- Goal:
Only the pictures are left out: repeat the rest of the entries exactly.
--- Data to process ---
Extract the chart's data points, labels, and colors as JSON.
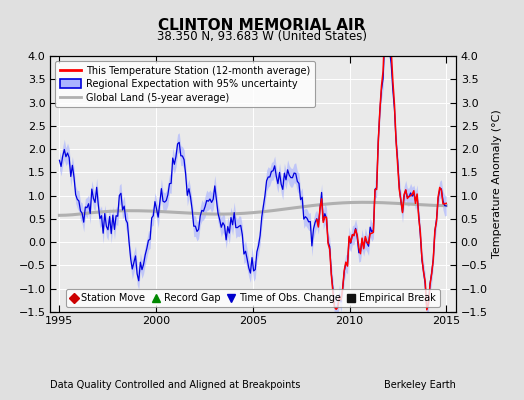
{
  "title": "CLINTON MEMORIAL AIR",
  "subtitle": "38.350 N, 93.683 W (United States)",
  "ylabel": "Temperature Anomaly (°C)",
  "xlabel_left": "Data Quality Controlled and Aligned at Breakpoints",
  "xlabel_right": "Berkeley Earth",
  "ylim": [
    -1.5,
    4.0
  ],
  "xlim": [
    1994.5,
    2015.5
  ],
  "xticks": [
    1995,
    2000,
    2005,
    2010,
    2015
  ],
  "yticks": [
    -1.5,
    -1,
    -0.5,
    0,
    0.5,
    1,
    1.5,
    2,
    2.5,
    3,
    3.5,
    4
  ],
  "background_color": "#e0e0e0",
  "plot_bg_color": "#eaeaea",
  "red_color": "#ff0000",
  "blue_color": "#0000dd",
  "blue_fill_color": "#aab4ff",
  "gray_color": "#b0b0b0",
  "legend_main": [
    "This Temperature Station (12-month average)",
    "Regional Expectation with 95% uncertainty",
    "Global Land (5-year average)"
  ],
  "legend_symbols": [
    "Station Move",
    "Record Gap",
    "Time of Obs. Change",
    "Empirical Break"
  ]
}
---
- Worked answer:
Extract the chart's data points, labels, and colors as JSON.
{
  "title": "CLINTON MEMORIAL AIR",
  "subtitle": "38.350 N, 93.683 W (United States)",
  "ylabel": "Temperature Anomaly (°C)",
  "xlabel_left": "Data Quality Controlled and Aligned at Breakpoints",
  "xlabel_right": "Berkeley Earth",
  "ylim": [
    -1.5,
    4.0
  ],
  "xlim": [
    1994.5,
    2015.5
  ],
  "xticks": [
    1995,
    2000,
    2005,
    2010,
    2015
  ],
  "yticks": [
    -1.5,
    -1,
    -0.5,
    0,
    0.5,
    1,
    1.5,
    2,
    2.5,
    3,
    3.5,
    4
  ],
  "background_color": "#e0e0e0",
  "plot_bg_color": "#eaeaea",
  "red_color": "#ff0000",
  "blue_color": "#0000dd",
  "blue_fill_color": "#aab4ff",
  "gray_color": "#b0b0b0",
  "legend_main": [
    "This Temperature Station (12-month average)",
    "Regional Expectation with 95% uncertainty",
    "Global Land (5-year average)"
  ],
  "legend_symbols": [
    "Station Move",
    "Record Gap",
    "Time of Obs. Change",
    "Empirical Break"
  ]
}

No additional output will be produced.